◆ Data for this task ◆
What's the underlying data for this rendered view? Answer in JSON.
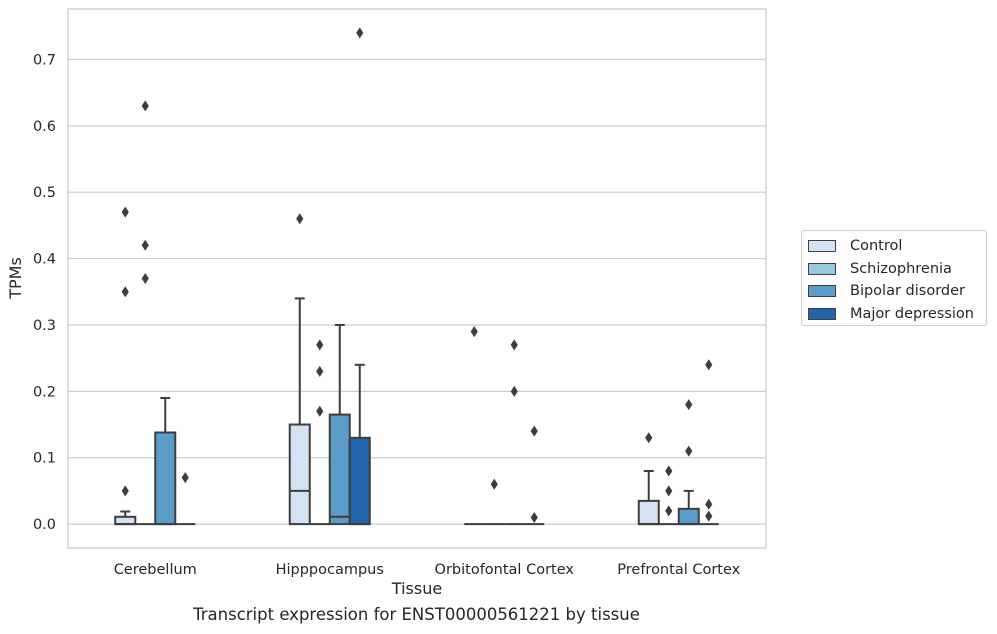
{
  "chart_data": {
    "type": "box",
    "xlabel": "Tissue",
    "ylabel": "TPMs",
    "caption": "Transcript expression for ENST00000561221 by tissue",
    "ylim": [
      -0.036,
      0.776
    ],
    "yticks": [
      "0.0",
      "0.1",
      "0.2",
      "0.3",
      "0.4",
      "0.5",
      "0.6",
      "0.7"
    ],
    "grid": true,
    "legend_placement": "right",
    "categories": [
      "Cerebellum",
      "Hipppocampus",
      "Orbitofontal Cortex",
      "Prefrontal Cortex"
    ],
    "series": [
      {
        "name": "Control",
        "color": "#d3e3f3"
      },
      {
        "name": "Schizophrenia",
        "color": "#9ac8e0"
      },
      {
        "name": "Bipolar disorder",
        "color": "#5b9dc9"
      },
      {
        "name": "Major depression",
        "color": "#2166ac"
      }
    ],
    "boxes": [
      [
        {
          "q1": 0,
          "median": 0,
          "q3": 0.011,
          "whisker_low": 0,
          "whisker_high": 0.019,
          "outliers": [
            0.05,
            0.35,
            0.47
          ]
        },
        {
          "q1": 0,
          "median": 0,
          "q3": 0,
          "whisker_low": 0,
          "whisker_high": 0,
          "outliers": [
            0.37,
            0.42,
            0.63
          ]
        },
        {
          "q1": 0,
          "median": 0,
          "q3": 0.138,
          "whisker_low": 0,
          "whisker_high": 0.19,
          "outliers": []
        },
        {
          "q1": 0,
          "median": 0,
          "q3": 0,
          "whisker_low": 0,
          "whisker_high": 0,
          "outliers": [
            0.07
          ]
        }
      ],
      [
        {
          "q1": 0,
          "median": 0.05,
          "q3": 0.15,
          "whisker_low": 0,
          "whisker_high": 0.34,
          "outliers": [
            0.46
          ]
        },
        {
          "q1": 0,
          "median": 0,
          "q3": 0,
          "whisker_low": 0,
          "whisker_high": 0,
          "outliers": [
            0.17,
            0.23,
            0.27
          ]
        },
        {
          "q1": 0,
          "median": 0.011,
          "q3": 0.165,
          "whisker_low": 0,
          "whisker_high": 0.3,
          "outliers": []
        },
        {
          "q1": 0,
          "median": 0,
          "q3": 0.13,
          "whisker_low": 0,
          "whisker_high": 0.24,
          "outliers": [
            0.74
          ]
        }
      ],
      [
        {
          "q1": 0,
          "median": 0,
          "q3": 0,
          "whisker_low": 0,
          "whisker_high": 0,
          "outliers": [
            0.29
          ]
        },
        {
          "q1": 0,
          "median": 0,
          "q3": 0,
          "whisker_low": 0,
          "whisker_high": 0,
          "outliers": [
            0.06
          ]
        },
        {
          "q1": 0,
          "median": 0,
          "q3": 0,
          "whisker_low": 0,
          "whisker_high": 0,
          "outliers": [
            0.2,
            0.27
          ]
        },
        {
          "q1": 0,
          "median": 0,
          "q3": 0,
          "whisker_low": 0,
          "whisker_high": 0,
          "outliers": [
            0.01,
            0.14
          ]
        }
      ],
      [
        {
          "q1": 0,
          "median": 0,
          "q3": 0.035,
          "whisker_low": 0,
          "whisker_high": 0.08,
          "outliers": [
            0.13
          ]
        },
        {
          "q1": 0,
          "median": 0,
          "q3": 0,
          "whisker_low": 0,
          "whisker_high": 0,
          "outliers": [
            0.02,
            0.05,
            0.08
          ]
        },
        {
          "q1": 0,
          "median": 0,
          "q3": 0.023,
          "whisker_low": 0,
          "whisker_high": 0.05,
          "outliers": [
            0.11,
            0.18
          ]
        },
        {
          "q1": 0,
          "median": 0,
          "q3": 0,
          "whisker_low": 0,
          "whisker_high": 0,
          "outliers": [
            0.012,
            0.03,
            0.24
          ]
        }
      ]
    ]
  }
}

◆ Goal of the exercise ◆
Your task is to reproduce all of the material exactly. The pictures stay out.

◆ Solution for this problem ◆
What's the underlying data for this rendered view? Answer in JSON.
{
  "chart_data": {
    "type": "box",
    "xlabel": "Tissue",
    "ylabel": "TPMs",
    "caption": "Transcript expression for ENST00000561221 by tissue",
    "ylim": [
      -0.036,
      0.776
    ],
    "yticks": [
      "0.0",
      "0.1",
      "0.2",
      "0.3",
      "0.4",
      "0.5",
      "0.6",
      "0.7"
    ],
    "grid": true,
    "legend_placement": "right",
    "categories": [
      "Cerebellum",
      "Hipppocampus",
      "Orbitofontal Cortex",
      "Prefrontal Cortex"
    ],
    "series": [
      {
        "name": "Control",
        "color": "#d3e3f3"
      },
      {
        "name": "Schizophrenia",
        "color": "#9ac8e0"
      },
      {
        "name": "Bipolar disorder",
        "color": "#5b9dc9"
      },
      {
        "name": "Major depression",
        "color": "#2166ac"
      }
    ],
    "boxes": [
      [
        {
          "q1": 0,
          "median": 0,
          "q3": 0.011,
          "whisker_low": 0,
          "whisker_high": 0.019,
          "outliers": [
            0.05,
            0.35,
            0.47
          ]
        },
        {
          "q1": 0,
          "median": 0,
          "q3": 0,
          "whisker_low": 0,
          "whisker_high": 0,
          "outliers": [
            0.37,
            0.42,
            0.63
          ]
        },
        {
          "q1": 0,
          "median": 0,
          "q3": 0.138,
          "whisker_low": 0,
          "whisker_high": 0.19,
          "outliers": []
        },
        {
          "q1": 0,
          "median": 0,
          "q3": 0,
          "whisker_low": 0,
          "whisker_high": 0,
          "outliers": [
            0.07
          ]
        }
      ],
      [
        {
          "q1": 0,
          "median": 0.05,
          "q3": 0.15,
          "whisker_low": 0,
          "whisker_high": 0.34,
          "outliers": [
            0.46
          ]
        },
        {
          "q1": 0,
          "median": 0,
          "q3": 0,
          "whisker_low": 0,
          "whisker_high": 0,
          "outliers": [
            0.17,
            0.23,
            0.27
          ]
        },
        {
          "q1": 0,
          "median": 0.011,
          "q3": 0.165,
          "whisker_low": 0,
          "whisker_high": 0.3,
          "outliers": []
        },
        {
          "q1": 0,
          "median": 0,
          "q3": 0.13,
          "whisker_low": 0,
          "whisker_high": 0.24,
          "outliers": [
            0.74
          ]
        }
      ],
      [
        {
          "q1": 0,
          "median": 0,
          "q3": 0,
          "whisker_low": 0,
          "whisker_high": 0,
          "outliers": [
            0.29
          ]
        },
        {
          "q1": 0,
          "median": 0,
          "q3": 0,
          "whisker_low": 0,
          "whisker_high": 0,
          "outliers": [
            0.06
          ]
        },
        {
          "q1": 0,
          "median": 0,
          "q3": 0,
          "whisker_low": 0,
          "whisker_high": 0,
          "outliers": [
            0.2,
            0.27
          ]
        },
        {
          "q1": 0,
          "median": 0,
          "q3": 0,
          "whisker_low": 0,
          "whisker_high": 0,
          "outliers": [
            0.01,
            0.14
          ]
        }
      ],
      [
        {
          "q1": 0,
          "median": 0,
          "q3": 0.035,
          "whisker_low": 0,
          "whisker_high": 0.08,
          "outliers": [
            0.13
          ]
        },
        {
          "q1": 0,
          "median": 0,
          "q3": 0,
          "whisker_low": 0,
          "whisker_high": 0,
          "outliers": [
            0.02,
            0.05,
            0.08
          ]
        },
        {
          "q1": 0,
          "median": 0,
          "q3": 0.023,
          "whisker_low": 0,
          "whisker_high": 0.05,
          "outliers": [
            0.11,
            0.18
          ]
        },
        {
          "q1": 0,
          "median": 0,
          "q3": 0,
          "whisker_low": 0,
          "whisker_high": 0,
          "outliers": [
            0.012,
            0.03,
            0.24
          ]
        }
      ]
    ]
  }
}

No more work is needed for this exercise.